(Collected data entries)
● ● ●

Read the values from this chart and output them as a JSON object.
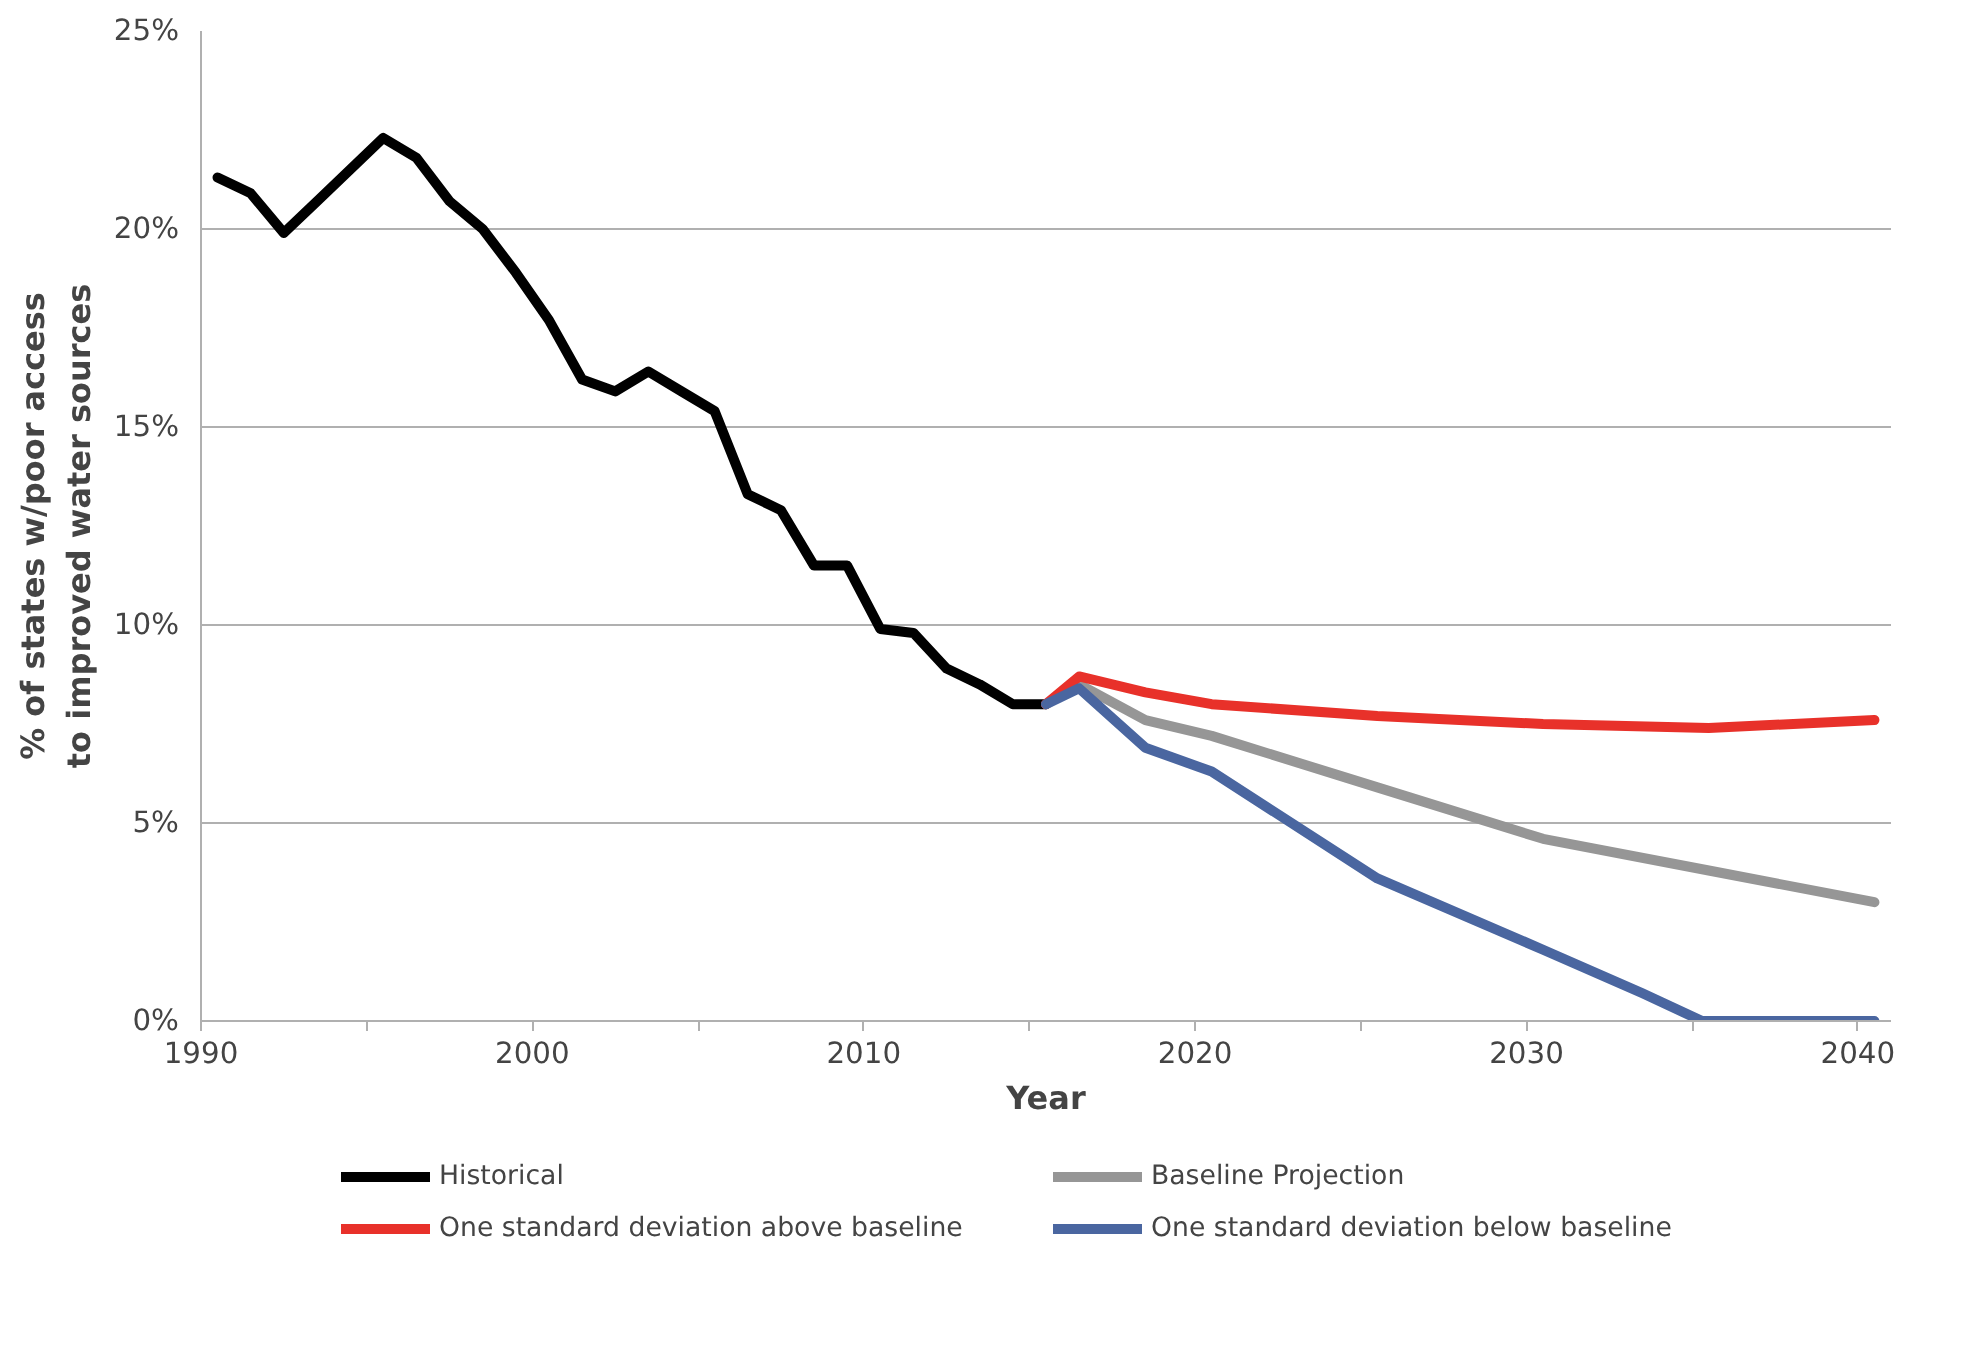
{
  "chart_data": {
    "type": "line",
    "xlabel": "Year",
    "ylabel": "% of states w/poor access to improved water sources",
    "xlim": [
      1990,
      2041
    ],
    "ylim": [
      0,
      25
    ],
    "xticks": [
      1990,
      {
        "value": 1995,
        "label": null
      },
      2000,
      {
        "value": 2005,
        "label": null
      },
      2010,
      {
        "value": 2015,
        "label": null
      },
      2020,
      {
        "value": 2025,
        "label": null
      },
      2030,
      {
        "value": 2035,
        "label": null
      },
      2040
    ],
    "yticks": [
      {
        "value": 0,
        "label": "0%"
      },
      {
        "value": 5,
        "label": "5%"
      },
      {
        "value": 10,
        "label": "10%"
      },
      {
        "value": 15,
        "label": "15%"
      },
      {
        "value": 20,
        "label": "20%"
      },
      {
        "value": 25,
        "label": "25%"
      }
    ],
    "grid": "y",
    "legend": "bottom",
    "marker": "none",
    "line_style": "solid",
    "series": [
      {
        "name": "Historical",
        "color": "#000000",
        "x": [
          1990.5,
          1991.5,
          1992.5,
          1993.5,
          1994.5,
          1995.5,
          1996.5,
          1997.5,
          1998.5,
          1999.5,
          2000.5,
          2001.5,
          2002.5,
          2003.5,
          2004.5,
          2005.5,
          2006.5,
          2007.5,
          2008.5,
          2009.5,
          2010.5,
          2011.5,
          2012.5,
          2013.5,
          2014.5,
          2015.5
        ],
        "values": [
          21.3,
          20.9,
          19.9,
          20.7,
          21.5,
          22.3,
          21.8,
          20.7,
          20.0,
          18.9,
          17.7,
          16.2,
          15.9,
          16.4,
          15.9,
          15.4,
          13.3,
          12.9,
          11.5,
          11.5,
          9.9,
          9.8,
          8.9,
          8.5,
          8.0,
          8.0
        ]
      },
      {
        "name": "Baseline Projection",
        "color": "#969696",
        "x": [
          2015.5,
          2016.5,
          2018.5,
          2020.5,
          2025.5,
          2030.5,
          2035.5,
          2040.5
        ],
        "values": [
          8.0,
          8.5,
          7.6,
          7.2,
          5.9,
          4.6,
          3.8,
          3.0
        ]
      },
      {
        "name": "One standard deviation above baseline",
        "color": "#e8312a",
        "x": [
          2015.5,
          2016.5,
          2018.5,
          2020.5,
          2025.5,
          2030.5,
          2035.5,
          2040.5
        ],
        "values": [
          8.0,
          8.7,
          8.3,
          8.0,
          7.7,
          7.5,
          7.4,
          7.6
        ]
      },
      {
        "name": "One standard deviation below baseline",
        "color": "#4a66a0",
        "x": [
          2015.5,
          2016.5,
          2018.5,
          2020.5,
          2025.5,
          2030.5,
          2033.5,
          2035.3,
          2040.5
        ],
        "values": [
          8.0,
          8.4,
          6.9,
          6.3,
          3.6,
          1.8,
          0.7,
          0,
          0
        ]
      }
    ]
  }
}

● ● ●

◆ What to produce:
Look for the word "deviation" in every line of the listing and copy the lines that have it.

◆ Exercise answer:
        "name": "One standard deviation above baseline",
        "name": "One standard deviation below baseline",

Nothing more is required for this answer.